### Exercise data

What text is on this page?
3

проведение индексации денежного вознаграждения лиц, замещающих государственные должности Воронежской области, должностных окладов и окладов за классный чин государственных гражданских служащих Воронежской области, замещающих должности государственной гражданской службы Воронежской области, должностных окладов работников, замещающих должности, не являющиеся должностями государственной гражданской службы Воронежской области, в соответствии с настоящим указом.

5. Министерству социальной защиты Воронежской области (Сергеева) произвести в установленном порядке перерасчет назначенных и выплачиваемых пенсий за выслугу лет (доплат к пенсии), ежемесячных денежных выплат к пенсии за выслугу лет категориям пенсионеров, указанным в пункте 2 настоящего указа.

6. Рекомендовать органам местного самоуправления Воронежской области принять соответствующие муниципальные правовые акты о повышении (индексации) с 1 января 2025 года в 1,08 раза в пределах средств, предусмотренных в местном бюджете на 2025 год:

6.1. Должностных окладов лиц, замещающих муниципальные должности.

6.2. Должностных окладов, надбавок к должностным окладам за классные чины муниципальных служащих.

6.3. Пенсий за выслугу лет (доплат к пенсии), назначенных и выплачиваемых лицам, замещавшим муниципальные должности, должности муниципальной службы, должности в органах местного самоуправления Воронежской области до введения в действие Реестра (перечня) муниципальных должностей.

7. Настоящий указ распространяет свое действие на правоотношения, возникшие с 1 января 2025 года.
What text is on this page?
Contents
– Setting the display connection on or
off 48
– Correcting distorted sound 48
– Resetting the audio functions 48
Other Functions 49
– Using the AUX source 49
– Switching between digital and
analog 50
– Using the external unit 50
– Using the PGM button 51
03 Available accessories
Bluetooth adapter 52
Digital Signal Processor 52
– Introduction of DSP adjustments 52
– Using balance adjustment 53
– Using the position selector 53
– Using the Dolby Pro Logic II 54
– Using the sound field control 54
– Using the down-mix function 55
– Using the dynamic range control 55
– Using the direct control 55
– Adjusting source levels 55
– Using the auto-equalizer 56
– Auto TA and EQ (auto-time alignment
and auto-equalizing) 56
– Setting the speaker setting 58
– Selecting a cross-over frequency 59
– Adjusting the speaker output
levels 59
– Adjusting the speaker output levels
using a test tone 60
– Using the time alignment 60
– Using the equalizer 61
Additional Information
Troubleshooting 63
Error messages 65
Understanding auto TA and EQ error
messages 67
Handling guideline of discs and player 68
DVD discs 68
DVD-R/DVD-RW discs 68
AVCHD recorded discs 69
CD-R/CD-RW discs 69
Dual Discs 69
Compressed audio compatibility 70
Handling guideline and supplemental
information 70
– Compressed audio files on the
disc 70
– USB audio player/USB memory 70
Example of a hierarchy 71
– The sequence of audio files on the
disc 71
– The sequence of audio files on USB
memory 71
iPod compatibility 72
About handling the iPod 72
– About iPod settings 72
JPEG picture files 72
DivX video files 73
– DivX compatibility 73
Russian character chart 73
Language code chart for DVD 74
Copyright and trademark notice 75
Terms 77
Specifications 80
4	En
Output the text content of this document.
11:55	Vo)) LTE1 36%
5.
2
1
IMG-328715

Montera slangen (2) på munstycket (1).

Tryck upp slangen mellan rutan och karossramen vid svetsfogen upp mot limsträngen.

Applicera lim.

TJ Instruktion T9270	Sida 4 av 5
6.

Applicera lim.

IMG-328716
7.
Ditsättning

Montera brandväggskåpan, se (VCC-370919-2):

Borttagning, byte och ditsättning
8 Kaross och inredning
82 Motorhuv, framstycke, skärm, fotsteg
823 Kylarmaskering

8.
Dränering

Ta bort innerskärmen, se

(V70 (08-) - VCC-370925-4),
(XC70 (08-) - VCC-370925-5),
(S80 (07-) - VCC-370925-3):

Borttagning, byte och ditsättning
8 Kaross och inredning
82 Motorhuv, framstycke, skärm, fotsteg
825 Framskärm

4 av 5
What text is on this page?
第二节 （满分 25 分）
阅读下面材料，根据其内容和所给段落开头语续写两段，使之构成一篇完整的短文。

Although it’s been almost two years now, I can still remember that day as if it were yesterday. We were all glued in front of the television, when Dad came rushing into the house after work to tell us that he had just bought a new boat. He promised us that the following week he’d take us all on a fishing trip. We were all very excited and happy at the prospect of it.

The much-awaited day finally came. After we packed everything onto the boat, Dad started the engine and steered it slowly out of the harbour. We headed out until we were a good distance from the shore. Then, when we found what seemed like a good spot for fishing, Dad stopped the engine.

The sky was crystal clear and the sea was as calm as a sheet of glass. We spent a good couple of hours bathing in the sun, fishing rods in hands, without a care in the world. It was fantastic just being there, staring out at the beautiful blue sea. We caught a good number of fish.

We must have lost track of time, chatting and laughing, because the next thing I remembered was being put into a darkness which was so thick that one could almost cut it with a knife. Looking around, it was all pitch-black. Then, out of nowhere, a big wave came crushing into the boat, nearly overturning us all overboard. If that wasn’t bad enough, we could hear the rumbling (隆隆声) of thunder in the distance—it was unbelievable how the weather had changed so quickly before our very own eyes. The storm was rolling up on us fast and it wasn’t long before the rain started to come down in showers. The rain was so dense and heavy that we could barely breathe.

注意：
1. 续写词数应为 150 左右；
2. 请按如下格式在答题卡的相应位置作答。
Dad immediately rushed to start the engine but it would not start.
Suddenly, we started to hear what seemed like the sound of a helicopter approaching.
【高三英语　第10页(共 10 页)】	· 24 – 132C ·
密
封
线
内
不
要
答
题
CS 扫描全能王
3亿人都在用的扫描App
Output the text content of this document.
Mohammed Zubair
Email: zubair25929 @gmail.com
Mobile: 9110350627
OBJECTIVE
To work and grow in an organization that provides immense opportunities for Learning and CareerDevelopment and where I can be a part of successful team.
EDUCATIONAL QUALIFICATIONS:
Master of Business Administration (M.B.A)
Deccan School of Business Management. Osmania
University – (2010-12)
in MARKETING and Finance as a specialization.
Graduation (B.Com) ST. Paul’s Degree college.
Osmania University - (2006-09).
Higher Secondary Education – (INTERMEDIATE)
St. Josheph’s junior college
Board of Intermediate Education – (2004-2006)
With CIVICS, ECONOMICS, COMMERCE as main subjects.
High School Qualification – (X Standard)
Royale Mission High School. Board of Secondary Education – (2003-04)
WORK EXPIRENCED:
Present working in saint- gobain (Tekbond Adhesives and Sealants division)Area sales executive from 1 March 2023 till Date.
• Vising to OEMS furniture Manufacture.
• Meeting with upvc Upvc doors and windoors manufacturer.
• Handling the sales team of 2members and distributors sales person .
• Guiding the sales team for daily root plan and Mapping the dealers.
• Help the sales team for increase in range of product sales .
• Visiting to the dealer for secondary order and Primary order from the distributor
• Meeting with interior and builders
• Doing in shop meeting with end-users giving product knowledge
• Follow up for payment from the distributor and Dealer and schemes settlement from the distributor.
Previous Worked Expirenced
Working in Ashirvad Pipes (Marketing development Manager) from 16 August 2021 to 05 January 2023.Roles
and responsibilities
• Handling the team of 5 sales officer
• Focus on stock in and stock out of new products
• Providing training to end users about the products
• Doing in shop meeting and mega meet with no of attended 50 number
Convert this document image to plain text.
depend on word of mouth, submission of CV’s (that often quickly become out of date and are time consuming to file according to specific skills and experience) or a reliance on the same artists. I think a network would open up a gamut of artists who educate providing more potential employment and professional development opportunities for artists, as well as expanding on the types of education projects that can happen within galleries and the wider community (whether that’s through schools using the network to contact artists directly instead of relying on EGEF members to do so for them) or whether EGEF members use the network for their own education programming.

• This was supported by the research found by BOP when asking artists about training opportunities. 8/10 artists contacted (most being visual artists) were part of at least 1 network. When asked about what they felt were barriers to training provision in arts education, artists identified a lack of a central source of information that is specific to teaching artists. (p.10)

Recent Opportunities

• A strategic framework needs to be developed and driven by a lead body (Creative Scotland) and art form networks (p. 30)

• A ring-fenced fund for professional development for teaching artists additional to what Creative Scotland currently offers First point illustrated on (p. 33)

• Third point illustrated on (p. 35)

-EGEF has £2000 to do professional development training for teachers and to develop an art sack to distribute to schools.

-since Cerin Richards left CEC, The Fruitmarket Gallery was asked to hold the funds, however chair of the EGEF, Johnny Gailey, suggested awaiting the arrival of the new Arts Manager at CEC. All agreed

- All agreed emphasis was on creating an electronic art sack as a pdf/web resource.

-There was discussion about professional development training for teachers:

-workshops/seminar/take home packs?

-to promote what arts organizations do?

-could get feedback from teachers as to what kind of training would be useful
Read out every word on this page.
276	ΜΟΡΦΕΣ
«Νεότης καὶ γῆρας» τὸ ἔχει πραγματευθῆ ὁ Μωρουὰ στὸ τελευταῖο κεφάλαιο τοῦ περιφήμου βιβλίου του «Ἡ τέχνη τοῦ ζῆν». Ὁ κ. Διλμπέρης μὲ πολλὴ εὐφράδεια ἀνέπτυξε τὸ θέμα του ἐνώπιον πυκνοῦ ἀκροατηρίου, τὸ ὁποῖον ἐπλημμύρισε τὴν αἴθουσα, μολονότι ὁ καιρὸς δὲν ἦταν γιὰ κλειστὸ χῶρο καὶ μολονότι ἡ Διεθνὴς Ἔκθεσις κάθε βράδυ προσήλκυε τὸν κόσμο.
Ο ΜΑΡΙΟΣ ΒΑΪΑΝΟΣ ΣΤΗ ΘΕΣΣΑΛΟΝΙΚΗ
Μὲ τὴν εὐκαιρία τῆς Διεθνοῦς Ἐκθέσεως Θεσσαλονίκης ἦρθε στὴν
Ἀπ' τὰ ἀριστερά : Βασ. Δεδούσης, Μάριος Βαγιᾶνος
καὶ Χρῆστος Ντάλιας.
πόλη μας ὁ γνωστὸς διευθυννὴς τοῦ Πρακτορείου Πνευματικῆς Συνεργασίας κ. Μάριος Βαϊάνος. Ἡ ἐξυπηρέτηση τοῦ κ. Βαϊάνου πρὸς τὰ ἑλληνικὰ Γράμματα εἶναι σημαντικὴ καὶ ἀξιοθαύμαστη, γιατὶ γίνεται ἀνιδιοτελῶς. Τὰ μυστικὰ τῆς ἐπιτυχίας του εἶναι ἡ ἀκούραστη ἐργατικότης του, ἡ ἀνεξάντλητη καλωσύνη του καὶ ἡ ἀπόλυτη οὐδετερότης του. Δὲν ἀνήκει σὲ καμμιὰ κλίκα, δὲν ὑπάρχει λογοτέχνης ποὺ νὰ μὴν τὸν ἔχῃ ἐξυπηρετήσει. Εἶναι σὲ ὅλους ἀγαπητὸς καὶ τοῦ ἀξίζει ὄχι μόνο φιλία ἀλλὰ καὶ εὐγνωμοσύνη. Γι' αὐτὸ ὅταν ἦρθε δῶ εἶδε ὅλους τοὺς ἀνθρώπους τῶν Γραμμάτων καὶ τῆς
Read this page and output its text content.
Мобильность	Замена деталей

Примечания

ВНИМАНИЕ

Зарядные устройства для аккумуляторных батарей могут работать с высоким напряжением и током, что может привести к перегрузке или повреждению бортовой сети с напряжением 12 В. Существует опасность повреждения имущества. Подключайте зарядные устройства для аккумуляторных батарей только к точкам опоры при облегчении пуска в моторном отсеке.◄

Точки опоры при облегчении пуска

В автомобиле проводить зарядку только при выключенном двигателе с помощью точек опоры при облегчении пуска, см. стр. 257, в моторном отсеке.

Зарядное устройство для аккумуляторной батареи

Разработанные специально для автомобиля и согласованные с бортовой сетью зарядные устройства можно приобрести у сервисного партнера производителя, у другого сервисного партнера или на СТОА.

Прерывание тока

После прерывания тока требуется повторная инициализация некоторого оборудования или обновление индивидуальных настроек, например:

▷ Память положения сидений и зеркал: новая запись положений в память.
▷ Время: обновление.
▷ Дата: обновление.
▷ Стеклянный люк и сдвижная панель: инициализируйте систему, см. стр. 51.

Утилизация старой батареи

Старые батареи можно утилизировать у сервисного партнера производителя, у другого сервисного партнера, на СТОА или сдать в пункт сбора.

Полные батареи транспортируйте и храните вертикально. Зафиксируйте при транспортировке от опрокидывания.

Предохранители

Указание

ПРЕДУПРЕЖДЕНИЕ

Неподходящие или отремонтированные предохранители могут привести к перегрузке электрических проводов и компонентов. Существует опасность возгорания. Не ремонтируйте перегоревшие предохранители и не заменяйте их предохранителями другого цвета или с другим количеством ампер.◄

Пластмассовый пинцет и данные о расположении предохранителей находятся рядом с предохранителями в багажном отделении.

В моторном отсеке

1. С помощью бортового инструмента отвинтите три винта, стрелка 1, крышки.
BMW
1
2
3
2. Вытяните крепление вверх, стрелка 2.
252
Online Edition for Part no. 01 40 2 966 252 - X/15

######

What is being asked.
Gather each line in the entries above where the string "Scotland" is found.

Exercise output.
• A strategic framework needs to be developed and driven by a lead body (Creative Scotland) and art form networks (p. 30)
• A ring-fenced fund for professional development for teaching artists additional to what Creative Scotland currently offers First point illustrated on (p. 33)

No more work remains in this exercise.